Part of a data file:
+===+
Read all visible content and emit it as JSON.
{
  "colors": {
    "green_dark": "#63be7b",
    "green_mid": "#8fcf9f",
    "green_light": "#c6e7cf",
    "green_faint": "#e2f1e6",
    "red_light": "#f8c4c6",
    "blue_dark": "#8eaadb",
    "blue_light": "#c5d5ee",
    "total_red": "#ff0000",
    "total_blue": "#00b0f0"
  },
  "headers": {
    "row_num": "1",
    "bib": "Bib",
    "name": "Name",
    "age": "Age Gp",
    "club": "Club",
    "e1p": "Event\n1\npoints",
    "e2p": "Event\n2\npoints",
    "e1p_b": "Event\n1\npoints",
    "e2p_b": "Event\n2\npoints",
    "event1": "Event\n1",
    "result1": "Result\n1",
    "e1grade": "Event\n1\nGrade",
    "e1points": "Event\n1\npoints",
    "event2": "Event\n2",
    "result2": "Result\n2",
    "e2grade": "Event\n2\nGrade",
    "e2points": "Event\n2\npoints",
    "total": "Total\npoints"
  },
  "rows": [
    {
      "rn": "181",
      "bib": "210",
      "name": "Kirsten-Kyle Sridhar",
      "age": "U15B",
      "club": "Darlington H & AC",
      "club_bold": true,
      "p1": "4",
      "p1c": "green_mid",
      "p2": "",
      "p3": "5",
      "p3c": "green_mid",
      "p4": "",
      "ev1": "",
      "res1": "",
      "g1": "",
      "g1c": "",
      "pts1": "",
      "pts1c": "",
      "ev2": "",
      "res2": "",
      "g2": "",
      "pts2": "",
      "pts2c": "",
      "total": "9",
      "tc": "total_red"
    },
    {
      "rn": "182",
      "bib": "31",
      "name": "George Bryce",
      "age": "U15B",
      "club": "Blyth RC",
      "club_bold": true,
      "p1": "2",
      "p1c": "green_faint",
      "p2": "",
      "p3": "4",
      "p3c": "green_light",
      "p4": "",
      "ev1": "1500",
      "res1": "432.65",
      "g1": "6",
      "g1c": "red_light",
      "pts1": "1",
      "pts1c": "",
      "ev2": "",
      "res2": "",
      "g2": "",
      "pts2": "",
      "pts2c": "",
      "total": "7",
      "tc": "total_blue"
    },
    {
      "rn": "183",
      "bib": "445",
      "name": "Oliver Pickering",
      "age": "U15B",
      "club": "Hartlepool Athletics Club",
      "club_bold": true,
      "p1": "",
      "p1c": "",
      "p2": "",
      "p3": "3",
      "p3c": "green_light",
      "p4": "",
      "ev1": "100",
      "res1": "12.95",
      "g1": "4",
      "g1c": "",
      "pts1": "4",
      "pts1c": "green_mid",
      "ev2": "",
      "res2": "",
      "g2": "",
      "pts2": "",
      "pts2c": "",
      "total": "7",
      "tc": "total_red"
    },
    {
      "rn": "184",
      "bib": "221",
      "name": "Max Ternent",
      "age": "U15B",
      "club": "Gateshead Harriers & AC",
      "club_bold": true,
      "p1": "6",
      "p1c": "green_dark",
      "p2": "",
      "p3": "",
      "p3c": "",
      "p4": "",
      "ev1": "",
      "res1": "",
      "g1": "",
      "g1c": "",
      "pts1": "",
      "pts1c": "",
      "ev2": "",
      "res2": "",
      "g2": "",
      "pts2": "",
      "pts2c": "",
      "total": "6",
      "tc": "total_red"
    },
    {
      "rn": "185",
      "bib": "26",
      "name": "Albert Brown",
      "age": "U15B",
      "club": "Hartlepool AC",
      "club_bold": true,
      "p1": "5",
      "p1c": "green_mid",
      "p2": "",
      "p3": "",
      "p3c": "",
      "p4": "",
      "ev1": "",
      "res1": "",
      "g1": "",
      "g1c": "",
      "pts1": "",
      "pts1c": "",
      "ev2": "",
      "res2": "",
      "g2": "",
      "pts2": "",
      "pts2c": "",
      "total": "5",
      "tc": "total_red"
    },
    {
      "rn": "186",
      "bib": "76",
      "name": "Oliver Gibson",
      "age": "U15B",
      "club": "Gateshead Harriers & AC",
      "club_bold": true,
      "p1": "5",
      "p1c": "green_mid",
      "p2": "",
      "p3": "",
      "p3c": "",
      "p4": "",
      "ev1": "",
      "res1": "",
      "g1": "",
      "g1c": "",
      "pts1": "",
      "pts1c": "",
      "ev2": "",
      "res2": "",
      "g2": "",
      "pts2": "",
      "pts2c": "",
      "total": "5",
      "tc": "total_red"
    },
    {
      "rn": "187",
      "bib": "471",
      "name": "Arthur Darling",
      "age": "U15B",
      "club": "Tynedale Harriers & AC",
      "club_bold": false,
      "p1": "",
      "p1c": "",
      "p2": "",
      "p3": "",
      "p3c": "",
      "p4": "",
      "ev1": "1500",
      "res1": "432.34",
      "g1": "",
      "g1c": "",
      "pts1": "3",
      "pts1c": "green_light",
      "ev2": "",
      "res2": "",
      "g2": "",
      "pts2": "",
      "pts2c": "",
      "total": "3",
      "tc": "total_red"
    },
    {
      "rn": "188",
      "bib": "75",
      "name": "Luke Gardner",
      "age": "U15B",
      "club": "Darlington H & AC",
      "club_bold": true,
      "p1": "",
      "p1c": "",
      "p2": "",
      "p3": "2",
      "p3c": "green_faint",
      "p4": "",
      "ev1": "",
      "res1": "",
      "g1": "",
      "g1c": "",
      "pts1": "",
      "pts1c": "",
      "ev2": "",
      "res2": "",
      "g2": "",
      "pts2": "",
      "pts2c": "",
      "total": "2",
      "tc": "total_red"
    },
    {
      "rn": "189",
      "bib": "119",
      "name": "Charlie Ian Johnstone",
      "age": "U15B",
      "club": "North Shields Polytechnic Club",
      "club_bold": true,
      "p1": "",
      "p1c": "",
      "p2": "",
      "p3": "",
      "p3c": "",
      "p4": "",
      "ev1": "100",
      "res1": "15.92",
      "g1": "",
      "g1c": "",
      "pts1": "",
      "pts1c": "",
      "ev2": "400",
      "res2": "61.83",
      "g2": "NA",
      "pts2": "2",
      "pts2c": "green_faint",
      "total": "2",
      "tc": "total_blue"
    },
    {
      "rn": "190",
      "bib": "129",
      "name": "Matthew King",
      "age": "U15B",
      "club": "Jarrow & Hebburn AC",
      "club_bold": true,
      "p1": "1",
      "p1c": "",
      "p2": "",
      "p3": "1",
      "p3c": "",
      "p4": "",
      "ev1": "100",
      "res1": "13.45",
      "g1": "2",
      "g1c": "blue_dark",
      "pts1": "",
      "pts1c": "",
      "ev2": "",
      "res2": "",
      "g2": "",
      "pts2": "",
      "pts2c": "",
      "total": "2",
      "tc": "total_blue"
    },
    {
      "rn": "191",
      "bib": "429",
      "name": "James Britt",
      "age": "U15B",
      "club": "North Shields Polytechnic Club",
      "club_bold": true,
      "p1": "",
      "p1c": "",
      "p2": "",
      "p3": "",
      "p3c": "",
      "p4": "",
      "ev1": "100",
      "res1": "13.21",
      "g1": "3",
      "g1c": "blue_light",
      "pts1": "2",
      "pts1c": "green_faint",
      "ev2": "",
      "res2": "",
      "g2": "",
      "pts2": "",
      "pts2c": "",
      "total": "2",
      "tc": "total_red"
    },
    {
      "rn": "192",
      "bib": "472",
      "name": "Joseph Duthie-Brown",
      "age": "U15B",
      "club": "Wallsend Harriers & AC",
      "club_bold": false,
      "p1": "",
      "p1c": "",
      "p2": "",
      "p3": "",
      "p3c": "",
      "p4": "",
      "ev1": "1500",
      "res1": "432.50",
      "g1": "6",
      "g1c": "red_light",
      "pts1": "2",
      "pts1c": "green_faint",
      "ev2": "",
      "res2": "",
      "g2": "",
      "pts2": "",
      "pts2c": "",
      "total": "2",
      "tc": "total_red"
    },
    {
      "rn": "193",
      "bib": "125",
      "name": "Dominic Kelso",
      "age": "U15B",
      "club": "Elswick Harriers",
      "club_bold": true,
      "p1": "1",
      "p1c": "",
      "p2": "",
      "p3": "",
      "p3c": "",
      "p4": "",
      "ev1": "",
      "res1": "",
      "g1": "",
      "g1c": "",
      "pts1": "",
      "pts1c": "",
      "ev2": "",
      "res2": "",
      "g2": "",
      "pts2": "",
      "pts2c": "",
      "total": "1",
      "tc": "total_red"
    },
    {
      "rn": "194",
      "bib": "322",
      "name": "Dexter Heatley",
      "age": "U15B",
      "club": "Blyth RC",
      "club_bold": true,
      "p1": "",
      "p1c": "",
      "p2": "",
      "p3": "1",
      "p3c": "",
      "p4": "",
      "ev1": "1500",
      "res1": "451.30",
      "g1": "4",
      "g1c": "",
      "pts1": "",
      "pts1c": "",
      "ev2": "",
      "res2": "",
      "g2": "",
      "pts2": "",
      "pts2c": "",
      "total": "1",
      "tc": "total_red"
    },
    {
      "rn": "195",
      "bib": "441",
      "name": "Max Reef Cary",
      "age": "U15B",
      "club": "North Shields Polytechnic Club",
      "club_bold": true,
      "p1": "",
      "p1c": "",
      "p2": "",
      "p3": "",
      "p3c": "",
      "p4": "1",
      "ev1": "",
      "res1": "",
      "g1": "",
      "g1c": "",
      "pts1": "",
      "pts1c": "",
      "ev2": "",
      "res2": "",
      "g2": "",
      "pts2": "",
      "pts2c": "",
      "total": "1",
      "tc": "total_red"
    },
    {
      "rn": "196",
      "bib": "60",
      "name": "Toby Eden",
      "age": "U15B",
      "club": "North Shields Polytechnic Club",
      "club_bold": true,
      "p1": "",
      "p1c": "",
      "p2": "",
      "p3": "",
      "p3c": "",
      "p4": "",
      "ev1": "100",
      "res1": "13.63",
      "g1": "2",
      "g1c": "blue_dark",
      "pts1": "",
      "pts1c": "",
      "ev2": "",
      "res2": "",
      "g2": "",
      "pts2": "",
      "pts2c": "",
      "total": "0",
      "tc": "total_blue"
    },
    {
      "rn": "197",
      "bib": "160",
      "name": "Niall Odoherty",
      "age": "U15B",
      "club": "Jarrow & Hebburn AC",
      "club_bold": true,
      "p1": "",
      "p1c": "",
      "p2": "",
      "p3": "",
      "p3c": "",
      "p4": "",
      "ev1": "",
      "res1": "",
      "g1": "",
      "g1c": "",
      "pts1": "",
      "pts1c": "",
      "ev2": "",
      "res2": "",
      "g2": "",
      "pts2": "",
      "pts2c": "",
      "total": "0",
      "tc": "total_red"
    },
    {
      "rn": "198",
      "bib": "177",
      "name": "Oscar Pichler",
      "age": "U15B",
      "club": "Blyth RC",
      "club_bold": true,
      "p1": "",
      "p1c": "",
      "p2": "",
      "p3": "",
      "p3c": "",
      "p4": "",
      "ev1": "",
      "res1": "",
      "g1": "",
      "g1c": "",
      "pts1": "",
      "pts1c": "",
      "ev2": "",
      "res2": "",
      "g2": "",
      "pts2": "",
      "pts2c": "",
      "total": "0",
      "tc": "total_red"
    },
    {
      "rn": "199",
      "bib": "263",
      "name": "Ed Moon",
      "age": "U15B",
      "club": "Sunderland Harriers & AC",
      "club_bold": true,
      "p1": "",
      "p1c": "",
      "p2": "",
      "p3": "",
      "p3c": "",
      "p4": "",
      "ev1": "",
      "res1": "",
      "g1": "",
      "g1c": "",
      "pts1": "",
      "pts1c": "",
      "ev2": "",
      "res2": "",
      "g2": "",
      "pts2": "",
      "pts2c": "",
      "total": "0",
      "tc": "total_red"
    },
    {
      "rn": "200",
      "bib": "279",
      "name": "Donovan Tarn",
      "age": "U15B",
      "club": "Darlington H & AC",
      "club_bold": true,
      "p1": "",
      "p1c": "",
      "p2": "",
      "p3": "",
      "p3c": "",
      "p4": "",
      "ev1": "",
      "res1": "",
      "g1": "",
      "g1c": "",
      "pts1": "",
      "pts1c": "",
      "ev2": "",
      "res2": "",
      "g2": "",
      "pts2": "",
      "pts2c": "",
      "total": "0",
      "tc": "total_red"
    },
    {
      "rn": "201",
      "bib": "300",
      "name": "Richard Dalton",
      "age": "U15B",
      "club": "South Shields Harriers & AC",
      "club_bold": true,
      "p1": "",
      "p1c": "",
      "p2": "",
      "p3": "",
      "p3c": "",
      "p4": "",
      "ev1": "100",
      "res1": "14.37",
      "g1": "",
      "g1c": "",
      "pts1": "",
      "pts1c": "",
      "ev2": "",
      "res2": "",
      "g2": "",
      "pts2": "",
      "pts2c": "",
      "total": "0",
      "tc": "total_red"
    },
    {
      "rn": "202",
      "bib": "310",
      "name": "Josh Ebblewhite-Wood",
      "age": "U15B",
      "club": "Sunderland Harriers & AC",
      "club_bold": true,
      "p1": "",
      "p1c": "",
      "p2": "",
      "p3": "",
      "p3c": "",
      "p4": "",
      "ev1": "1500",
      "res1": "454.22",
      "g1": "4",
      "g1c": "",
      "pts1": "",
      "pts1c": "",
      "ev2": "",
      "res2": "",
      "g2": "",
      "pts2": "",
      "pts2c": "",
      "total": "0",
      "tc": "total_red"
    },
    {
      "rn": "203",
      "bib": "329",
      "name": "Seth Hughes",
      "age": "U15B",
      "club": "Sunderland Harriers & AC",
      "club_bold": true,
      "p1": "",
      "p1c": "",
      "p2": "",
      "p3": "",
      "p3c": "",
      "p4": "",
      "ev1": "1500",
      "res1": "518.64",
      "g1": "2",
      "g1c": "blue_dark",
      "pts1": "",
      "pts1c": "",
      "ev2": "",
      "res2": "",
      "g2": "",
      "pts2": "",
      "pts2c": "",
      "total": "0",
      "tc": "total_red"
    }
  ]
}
+===+
▶ Work required
Select and copy every line from the records that includes the word "nGrade".

▶ Written response
    "e1grade": "Event\n1\nGrade",
    "e2grade": "Event\n2\nGrade",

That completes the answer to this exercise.